### Required work
Pictures aside, repeat every entry exactly.

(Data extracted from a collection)
>>>

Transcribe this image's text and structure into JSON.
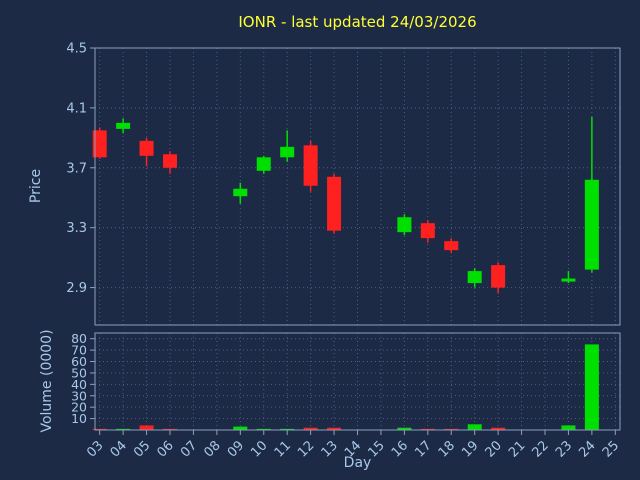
{
  "title": "IONR - last updated 24/03/2026",
  "colors": {
    "background": "#1c2a46",
    "up": "#00e000",
    "down": "#ff2020",
    "grid": "#55688e",
    "spine": "#8aa0c0",
    "tick_label": "#a8c8e8",
    "title": "#ffff33",
    "axis_label": "#a8c8e8"
  },
  "price_axis": {
    "label": "Price",
    "ticks": [
      2.9,
      3.3,
      3.7,
      4.1,
      4.5
    ],
    "range": [
      2.65,
      4.5
    ]
  },
  "volume_axis": {
    "label": "Volume (0000)",
    "ticks": [
      10,
      20,
      30,
      40,
      50,
      60,
      70,
      80
    ],
    "range": [
      0,
      85
    ]
  },
  "x_axis": {
    "label": "Day",
    "tick_labels": [
      "03",
      "04",
      "05",
      "06",
      "07",
      "08",
      "09",
      "10",
      "11",
      "12",
      "13",
      "14",
      "15",
      "16",
      "17",
      "18",
      "19",
      "20",
      "21",
      "22",
      "23",
      "24",
      "25"
    ],
    "first_day": 3,
    "range": [
      2.8,
      25.2
    ]
  },
  "chart_data": {
    "type": "candlestick+volume",
    "title": "IONR - last updated 24/03/2026",
    "xlabel": "Day",
    "ylabel": "Price",
    "volume_label": "Volume (0000)",
    "candles": [
      {
        "day": 3,
        "label": "03",
        "open": 3.95,
        "high": 3.97,
        "low": 3.76,
        "close": 3.77,
        "volume": 1
      },
      {
        "day": 4,
        "label": "04",
        "open": 3.96,
        "high": 4.03,
        "low": 3.93,
        "close": 4.0,
        "volume": 1
      },
      {
        "day": 5,
        "label": "05",
        "open": 3.88,
        "high": 3.9,
        "low": 3.71,
        "close": 3.78,
        "volume": 4
      },
      {
        "day": 6,
        "label": "06",
        "open": 3.79,
        "high": 3.81,
        "low": 3.66,
        "close": 3.7,
        "volume": 1
      },
      {
        "day": 9,
        "label": "09",
        "open": 3.51,
        "high": 3.6,
        "low": 3.46,
        "close": 3.56,
        "volume": 3
      },
      {
        "day": 10,
        "label": "10",
        "open": 3.68,
        "high": 3.78,
        "low": 3.66,
        "close": 3.77,
        "volume": 1
      },
      {
        "day": 11,
        "label": "11",
        "open": 3.77,
        "high": 3.95,
        "low": 3.74,
        "close": 3.84,
        "volume": 1
      },
      {
        "day": 12,
        "label": "12",
        "open": 3.85,
        "high": 3.88,
        "low": 3.54,
        "close": 3.58,
        "volume": 2
      },
      {
        "day": 13,
        "label": "13",
        "open": 3.64,
        "high": 3.66,
        "low": 3.26,
        "close": 3.28,
        "volume": 2
      },
      {
        "day": 16,
        "label": "16",
        "open": 3.27,
        "high": 3.39,
        "low": 3.25,
        "close": 3.37,
        "volume": 2
      },
      {
        "day": 17,
        "label": "17",
        "open": 3.33,
        "high": 3.35,
        "low": 3.2,
        "close": 3.23,
        "volume": 1
      },
      {
        "day": 18,
        "label": "18",
        "open": 3.21,
        "high": 3.23,
        "low": 3.13,
        "close": 3.15,
        "volume": 1
      },
      {
        "day": 19,
        "label": "19",
        "open": 2.93,
        "high": 3.03,
        "low": 2.9,
        "close": 3.01,
        "volume": 5
      },
      {
        "day": 20,
        "label": "20",
        "open": 3.05,
        "high": 3.07,
        "low": 2.86,
        "close": 2.9,
        "volume": 2
      },
      {
        "day": 23,
        "label": "23",
        "open": 2.94,
        "high": 3.01,
        "low": 2.93,
        "close": 2.96,
        "volume": 4
      },
      {
        "day": 24,
        "label": "24",
        "open": 3.02,
        "high": 4.04,
        "low": 3.0,
        "close": 3.62,
        "volume": 75
      }
    ]
  }
}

<<<

### Complete answer
Transcribe this image's text and structure into JSON.
{
  "title": "IONR - last updated 24/03/2026",
  "colors": {
    "background": "#1c2a46",
    "up": "#00e000",
    "down": "#ff2020",
    "grid": "#55688e",
    "spine": "#8aa0c0",
    "tick_label": "#a8c8e8",
    "title": "#ffff33",
    "axis_label": "#a8c8e8"
  },
  "price_axis": {
    "label": "Price",
    "ticks": [
      2.9,
      3.3,
      3.7,
      4.1,
      4.5
    ],
    "range": [
      2.65,
      4.5
    ]
  },
  "volume_axis": {
    "label": "Volume (0000)",
    "ticks": [
      10,
      20,
      30,
      40,
      50,
      60,
      70,
      80
    ],
    "range": [
      0,
      85
    ]
  },
  "x_axis": {
    "label": "Day",
    "tick_labels": [
      "03",
      "04",
      "05",
      "06",
      "07",
      "08",
      "09",
      "10",
      "11",
      "12",
      "13",
      "14",
      "15",
      "16",
      "17",
      "18",
      "19",
      "20",
      "21",
      "22",
      "23",
      "24",
      "25"
    ],
    "first_day": 3,
    "range": [
      2.8,
      25.2
    ]
  },
  "chart_data": {
    "type": "candlestick+volume",
    "title": "IONR - last updated 24/03/2026",
    "xlabel": "Day",
    "ylabel": "Price",
    "volume_label": "Volume (0000)",
    "candles": [
      {
        "day": 3,
        "label": "03",
        "open": 3.95,
        "high": 3.97,
        "low": 3.76,
        "close": 3.77,
        "volume": 1
      },
      {
        "day": 4,
        "label": "04",
        "open": 3.96,
        "high": 4.03,
        "low": 3.93,
        "close": 4.0,
        "volume": 1
      },
      {
        "day": 5,
        "label": "05",
        "open": 3.88,
        "high": 3.9,
        "low": 3.71,
        "close": 3.78,
        "volume": 4
      },
      {
        "day": 6,
        "label": "06",
        "open": 3.79,
        "high": 3.81,
        "low": 3.66,
        "close": 3.7,
        "volume": 1
      },
      {
        "day": 9,
        "label": "09",
        "open": 3.51,
        "high": 3.6,
        "low": 3.46,
        "close": 3.56,
        "volume": 3
      },
      {
        "day": 10,
        "label": "10",
        "open": 3.68,
        "high": 3.78,
        "low": 3.66,
        "close": 3.77,
        "volume": 1
      },
      {
        "day": 11,
        "label": "11",
        "open": 3.77,
        "high": 3.95,
        "low": 3.74,
        "close": 3.84,
        "volume": 1
      },
      {
        "day": 12,
        "label": "12",
        "open": 3.85,
        "high": 3.88,
        "low": 3.54,
        "close": 3.58,
        "volume": 2
      },
      {
        "day": 13,
        "label": "13",
        "open": 3.64,
        "high": 3.66,
        "low": 3.26,
        "close": 3.28,
        "volume": 2
      },
      {
        "day": 16,
        "label": "16",
        "open": 3.27,
        "high": 3.39,
        "low": 3.25,
        "close": 3.37,
        "volume": 2
      },
      {
        "day": 17,
        "label": "17",
        "open": 3.33,
        "high": 3.35,
        "low": 3.2,
        "close": 3.23,
        "volume": 1
      },
      {
        "day": 18,
        "label": "18",
        "open": 3.21,
        "high": 3.23,
        "low": 3.13,
        "close": 3.15,
        "volume": 1
      },
      {
        "day": 19,
        "label": "19",
        "open": 2.93,
        "high": 3.03,
        "low": 2.9,
        "close": 3.01,
        "volume": 5
      },
      {
        "day": 20,
        "label": "20",
        "open": 3.05,
        "high": 3.07,
        "low": 2.86,
        "close": 2.9,
        "volume": 2
      },
      {
        "day": 23,
        "label": "23",
        "open": 2.94,
        "high": 3.01,
        "low": 2.93,
        "close": 2.96,
        "volume": 4
      },
      {
        "day": 24,
        "label": "24",
        "open": 3.02,
        "high": 4.04,
        "low": 3.0,
        "close": 3.62,
        "volume": 75
      }
    ]
  }
}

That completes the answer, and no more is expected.